Records contained in a dataset
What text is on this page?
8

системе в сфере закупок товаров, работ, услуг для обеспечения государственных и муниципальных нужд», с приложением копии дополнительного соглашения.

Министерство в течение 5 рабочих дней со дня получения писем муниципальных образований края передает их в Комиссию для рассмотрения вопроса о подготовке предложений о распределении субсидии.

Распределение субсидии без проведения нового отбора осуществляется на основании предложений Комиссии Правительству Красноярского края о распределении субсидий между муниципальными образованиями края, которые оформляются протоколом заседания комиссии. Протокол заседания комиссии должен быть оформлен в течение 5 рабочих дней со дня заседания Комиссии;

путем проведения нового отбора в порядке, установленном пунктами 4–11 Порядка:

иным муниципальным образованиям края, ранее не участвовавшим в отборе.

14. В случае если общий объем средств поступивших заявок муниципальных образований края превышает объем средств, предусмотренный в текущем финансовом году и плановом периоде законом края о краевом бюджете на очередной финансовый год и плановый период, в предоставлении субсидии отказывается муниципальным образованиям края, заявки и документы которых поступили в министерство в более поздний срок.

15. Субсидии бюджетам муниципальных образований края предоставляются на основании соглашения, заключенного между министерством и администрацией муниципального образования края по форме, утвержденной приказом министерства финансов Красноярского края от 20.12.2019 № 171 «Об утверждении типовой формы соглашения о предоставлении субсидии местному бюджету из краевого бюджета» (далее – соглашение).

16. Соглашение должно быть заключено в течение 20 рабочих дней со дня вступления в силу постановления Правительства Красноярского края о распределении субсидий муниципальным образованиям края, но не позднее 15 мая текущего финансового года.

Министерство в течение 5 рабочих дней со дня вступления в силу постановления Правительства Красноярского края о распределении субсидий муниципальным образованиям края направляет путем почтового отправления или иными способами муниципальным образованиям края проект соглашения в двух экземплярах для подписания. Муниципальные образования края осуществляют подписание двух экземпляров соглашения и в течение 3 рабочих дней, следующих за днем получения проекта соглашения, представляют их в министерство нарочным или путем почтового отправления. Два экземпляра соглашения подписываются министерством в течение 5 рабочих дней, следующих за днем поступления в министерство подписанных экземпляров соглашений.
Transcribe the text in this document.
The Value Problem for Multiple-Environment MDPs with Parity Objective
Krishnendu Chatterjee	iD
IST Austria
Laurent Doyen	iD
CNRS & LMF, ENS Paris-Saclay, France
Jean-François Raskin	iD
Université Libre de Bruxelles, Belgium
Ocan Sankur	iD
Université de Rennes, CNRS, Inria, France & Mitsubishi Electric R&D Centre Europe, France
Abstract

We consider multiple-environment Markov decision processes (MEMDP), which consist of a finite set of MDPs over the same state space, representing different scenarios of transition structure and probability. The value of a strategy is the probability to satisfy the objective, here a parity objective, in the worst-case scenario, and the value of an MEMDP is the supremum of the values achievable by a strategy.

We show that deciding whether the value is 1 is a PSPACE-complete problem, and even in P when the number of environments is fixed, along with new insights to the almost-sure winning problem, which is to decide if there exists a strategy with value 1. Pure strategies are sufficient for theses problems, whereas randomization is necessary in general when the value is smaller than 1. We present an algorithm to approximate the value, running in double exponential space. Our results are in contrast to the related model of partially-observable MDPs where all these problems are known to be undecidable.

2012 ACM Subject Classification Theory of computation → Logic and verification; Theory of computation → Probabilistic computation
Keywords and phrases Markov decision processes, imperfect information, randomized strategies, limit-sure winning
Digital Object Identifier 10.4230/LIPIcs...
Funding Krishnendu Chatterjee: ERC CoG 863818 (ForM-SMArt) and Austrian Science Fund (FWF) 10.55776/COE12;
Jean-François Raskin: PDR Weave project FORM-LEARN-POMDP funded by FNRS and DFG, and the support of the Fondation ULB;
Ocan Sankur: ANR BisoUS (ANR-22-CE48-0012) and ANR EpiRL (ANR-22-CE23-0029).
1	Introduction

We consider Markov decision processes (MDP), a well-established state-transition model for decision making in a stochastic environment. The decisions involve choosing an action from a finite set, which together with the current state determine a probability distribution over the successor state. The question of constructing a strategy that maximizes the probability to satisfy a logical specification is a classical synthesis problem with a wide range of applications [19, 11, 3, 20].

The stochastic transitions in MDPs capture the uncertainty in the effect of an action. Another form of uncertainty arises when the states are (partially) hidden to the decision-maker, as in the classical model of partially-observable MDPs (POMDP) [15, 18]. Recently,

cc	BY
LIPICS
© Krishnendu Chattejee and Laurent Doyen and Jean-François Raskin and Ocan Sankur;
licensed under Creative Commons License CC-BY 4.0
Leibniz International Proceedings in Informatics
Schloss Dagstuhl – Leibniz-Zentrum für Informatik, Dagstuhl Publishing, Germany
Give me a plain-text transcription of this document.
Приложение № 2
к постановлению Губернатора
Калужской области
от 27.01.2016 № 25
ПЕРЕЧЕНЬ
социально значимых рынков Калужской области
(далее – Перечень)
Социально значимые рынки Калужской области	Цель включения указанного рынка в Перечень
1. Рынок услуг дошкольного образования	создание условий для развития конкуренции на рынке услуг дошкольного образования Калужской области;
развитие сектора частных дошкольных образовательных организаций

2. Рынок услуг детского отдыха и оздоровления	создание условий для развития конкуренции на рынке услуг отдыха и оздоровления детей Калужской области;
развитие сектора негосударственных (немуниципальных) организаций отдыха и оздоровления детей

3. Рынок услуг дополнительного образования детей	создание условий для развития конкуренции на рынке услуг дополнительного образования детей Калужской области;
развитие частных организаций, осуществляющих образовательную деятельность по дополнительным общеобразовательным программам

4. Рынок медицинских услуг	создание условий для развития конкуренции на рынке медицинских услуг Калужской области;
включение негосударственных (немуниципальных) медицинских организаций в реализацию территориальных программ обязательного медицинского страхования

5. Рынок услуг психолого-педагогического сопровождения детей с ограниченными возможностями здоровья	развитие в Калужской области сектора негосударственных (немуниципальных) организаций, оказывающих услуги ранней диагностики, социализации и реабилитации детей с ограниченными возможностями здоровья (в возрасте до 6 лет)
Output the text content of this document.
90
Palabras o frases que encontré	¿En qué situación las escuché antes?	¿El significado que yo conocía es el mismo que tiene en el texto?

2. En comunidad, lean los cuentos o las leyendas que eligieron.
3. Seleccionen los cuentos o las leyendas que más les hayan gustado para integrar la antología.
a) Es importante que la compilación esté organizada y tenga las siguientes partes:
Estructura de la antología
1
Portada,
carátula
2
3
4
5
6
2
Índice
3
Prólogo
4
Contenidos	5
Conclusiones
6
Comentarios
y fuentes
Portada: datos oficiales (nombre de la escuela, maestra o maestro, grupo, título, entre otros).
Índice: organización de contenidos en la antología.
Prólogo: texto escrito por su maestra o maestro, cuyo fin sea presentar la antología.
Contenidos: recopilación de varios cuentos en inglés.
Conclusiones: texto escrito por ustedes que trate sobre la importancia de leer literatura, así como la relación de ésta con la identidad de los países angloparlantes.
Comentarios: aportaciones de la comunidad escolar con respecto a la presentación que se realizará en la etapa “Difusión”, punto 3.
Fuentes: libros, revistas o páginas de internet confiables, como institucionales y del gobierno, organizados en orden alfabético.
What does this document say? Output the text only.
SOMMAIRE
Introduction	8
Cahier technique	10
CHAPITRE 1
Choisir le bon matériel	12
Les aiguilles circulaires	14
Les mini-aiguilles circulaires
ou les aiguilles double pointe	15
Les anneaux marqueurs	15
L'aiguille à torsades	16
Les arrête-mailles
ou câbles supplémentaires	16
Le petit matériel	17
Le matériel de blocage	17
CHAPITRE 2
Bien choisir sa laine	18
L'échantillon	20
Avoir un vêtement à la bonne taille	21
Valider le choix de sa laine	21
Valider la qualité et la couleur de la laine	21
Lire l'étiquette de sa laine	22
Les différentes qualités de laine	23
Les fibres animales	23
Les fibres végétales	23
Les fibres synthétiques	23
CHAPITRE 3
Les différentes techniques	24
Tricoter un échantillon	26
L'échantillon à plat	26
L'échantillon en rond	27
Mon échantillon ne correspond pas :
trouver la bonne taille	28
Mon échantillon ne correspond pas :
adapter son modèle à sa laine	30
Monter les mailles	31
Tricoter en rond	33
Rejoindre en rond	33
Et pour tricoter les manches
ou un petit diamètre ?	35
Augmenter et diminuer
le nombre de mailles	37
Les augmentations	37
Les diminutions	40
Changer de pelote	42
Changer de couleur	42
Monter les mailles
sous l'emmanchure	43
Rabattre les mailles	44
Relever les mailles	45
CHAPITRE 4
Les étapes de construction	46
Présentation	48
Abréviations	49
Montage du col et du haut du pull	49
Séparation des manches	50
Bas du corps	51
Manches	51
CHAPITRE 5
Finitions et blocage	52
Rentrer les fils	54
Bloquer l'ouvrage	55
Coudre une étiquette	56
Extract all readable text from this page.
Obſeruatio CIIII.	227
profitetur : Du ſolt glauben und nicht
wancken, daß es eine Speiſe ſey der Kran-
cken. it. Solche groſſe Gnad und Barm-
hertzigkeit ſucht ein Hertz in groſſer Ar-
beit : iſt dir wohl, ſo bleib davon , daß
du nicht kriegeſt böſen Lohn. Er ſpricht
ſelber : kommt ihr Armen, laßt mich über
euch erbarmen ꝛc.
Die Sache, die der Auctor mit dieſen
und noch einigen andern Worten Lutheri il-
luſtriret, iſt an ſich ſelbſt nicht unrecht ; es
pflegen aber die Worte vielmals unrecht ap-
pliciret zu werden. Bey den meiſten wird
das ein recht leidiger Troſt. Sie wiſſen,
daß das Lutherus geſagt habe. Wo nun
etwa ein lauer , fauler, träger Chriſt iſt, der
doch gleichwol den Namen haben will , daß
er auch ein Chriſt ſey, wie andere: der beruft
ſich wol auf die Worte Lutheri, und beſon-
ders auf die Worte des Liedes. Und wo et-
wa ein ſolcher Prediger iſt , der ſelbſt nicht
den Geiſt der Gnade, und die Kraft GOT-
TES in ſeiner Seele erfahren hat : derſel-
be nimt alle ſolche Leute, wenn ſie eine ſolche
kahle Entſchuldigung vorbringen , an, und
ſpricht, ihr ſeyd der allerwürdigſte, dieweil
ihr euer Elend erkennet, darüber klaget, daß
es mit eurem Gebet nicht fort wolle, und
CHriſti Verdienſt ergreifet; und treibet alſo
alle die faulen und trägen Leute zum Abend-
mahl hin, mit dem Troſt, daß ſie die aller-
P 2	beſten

## Work required:
Pick each line holding the word "matériel" out of the listing.

## Worked solution:
Choisir le bon matériel	12
Le petit matériel	17
Le matériel de blocage	17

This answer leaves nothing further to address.